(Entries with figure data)
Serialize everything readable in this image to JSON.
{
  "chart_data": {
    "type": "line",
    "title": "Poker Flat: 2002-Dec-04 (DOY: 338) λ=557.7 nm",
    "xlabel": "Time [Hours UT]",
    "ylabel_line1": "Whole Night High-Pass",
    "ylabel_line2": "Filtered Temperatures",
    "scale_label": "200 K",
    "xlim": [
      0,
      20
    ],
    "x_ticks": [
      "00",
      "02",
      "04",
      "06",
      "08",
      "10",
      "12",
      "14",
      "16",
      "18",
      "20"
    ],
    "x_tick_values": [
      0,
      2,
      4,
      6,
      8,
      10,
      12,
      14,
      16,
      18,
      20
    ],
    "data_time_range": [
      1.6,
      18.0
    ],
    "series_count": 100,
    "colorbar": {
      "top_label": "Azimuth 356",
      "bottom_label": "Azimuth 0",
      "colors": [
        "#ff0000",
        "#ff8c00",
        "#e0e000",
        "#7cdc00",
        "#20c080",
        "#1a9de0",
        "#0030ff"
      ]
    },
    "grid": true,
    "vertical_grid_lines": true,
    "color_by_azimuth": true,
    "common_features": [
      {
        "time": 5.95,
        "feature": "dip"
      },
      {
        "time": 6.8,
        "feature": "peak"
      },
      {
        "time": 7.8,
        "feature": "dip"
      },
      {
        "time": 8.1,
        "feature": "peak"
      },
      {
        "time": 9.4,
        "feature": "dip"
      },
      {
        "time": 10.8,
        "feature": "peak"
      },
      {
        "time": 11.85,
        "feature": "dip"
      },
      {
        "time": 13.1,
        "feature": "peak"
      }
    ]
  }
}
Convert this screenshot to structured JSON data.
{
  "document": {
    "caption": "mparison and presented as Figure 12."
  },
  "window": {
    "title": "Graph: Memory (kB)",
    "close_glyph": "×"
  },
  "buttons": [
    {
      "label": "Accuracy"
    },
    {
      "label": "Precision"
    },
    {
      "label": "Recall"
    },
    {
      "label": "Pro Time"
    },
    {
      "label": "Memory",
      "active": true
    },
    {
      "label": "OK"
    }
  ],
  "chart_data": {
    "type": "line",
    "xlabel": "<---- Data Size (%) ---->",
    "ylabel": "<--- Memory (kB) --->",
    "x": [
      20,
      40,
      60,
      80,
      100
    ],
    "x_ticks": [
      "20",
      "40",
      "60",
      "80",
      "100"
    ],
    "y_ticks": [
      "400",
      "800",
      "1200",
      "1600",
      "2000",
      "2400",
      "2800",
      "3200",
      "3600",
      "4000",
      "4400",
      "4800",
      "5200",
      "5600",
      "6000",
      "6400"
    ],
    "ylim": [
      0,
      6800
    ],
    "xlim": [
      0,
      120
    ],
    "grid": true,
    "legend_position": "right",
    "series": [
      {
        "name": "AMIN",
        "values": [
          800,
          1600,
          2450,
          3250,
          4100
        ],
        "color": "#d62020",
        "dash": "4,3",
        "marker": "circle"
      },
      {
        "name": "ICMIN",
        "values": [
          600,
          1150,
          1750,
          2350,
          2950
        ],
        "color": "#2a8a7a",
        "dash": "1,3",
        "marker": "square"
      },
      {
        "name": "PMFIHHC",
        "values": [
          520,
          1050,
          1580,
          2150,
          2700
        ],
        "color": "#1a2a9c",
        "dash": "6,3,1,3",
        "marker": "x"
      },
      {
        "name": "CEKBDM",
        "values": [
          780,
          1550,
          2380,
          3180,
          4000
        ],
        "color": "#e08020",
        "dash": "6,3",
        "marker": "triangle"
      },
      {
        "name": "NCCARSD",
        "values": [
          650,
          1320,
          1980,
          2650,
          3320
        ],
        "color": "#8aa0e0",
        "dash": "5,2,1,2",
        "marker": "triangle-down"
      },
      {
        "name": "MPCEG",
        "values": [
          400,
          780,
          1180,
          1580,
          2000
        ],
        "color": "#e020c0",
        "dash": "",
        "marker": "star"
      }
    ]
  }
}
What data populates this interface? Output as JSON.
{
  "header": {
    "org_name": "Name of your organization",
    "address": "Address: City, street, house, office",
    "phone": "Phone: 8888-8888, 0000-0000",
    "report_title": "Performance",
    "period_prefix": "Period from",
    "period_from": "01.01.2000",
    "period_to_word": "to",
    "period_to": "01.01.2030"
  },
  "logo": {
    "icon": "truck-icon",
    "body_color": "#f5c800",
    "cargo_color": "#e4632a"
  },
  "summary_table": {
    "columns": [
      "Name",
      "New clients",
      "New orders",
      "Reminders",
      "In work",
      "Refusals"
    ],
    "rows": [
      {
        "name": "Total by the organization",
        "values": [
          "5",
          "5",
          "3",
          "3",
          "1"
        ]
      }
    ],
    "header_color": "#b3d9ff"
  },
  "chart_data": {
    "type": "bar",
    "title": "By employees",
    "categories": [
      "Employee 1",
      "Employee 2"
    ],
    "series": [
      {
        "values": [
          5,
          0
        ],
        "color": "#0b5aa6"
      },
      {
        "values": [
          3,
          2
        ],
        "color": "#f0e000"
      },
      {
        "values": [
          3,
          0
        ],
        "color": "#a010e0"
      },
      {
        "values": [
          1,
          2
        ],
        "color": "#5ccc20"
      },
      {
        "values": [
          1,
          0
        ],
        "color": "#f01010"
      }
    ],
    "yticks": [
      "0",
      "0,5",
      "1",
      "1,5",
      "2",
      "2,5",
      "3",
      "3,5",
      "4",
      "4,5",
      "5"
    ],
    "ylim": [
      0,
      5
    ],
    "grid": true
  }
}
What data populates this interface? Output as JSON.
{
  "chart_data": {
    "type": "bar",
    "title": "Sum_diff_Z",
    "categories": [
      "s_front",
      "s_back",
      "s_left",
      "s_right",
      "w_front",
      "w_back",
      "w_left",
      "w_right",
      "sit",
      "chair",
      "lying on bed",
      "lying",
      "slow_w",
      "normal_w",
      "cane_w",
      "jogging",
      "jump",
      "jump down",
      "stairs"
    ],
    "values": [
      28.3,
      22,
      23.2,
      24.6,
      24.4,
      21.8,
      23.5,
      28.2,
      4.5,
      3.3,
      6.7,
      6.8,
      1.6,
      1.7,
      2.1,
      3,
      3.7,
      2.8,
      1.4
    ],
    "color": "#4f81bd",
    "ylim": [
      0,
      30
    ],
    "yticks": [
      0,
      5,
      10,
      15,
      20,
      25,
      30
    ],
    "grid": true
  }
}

## WRITTEN TASK
Report how many lines of the listing hold the string "Memory", giving only the number.

## FINISHED TASK
3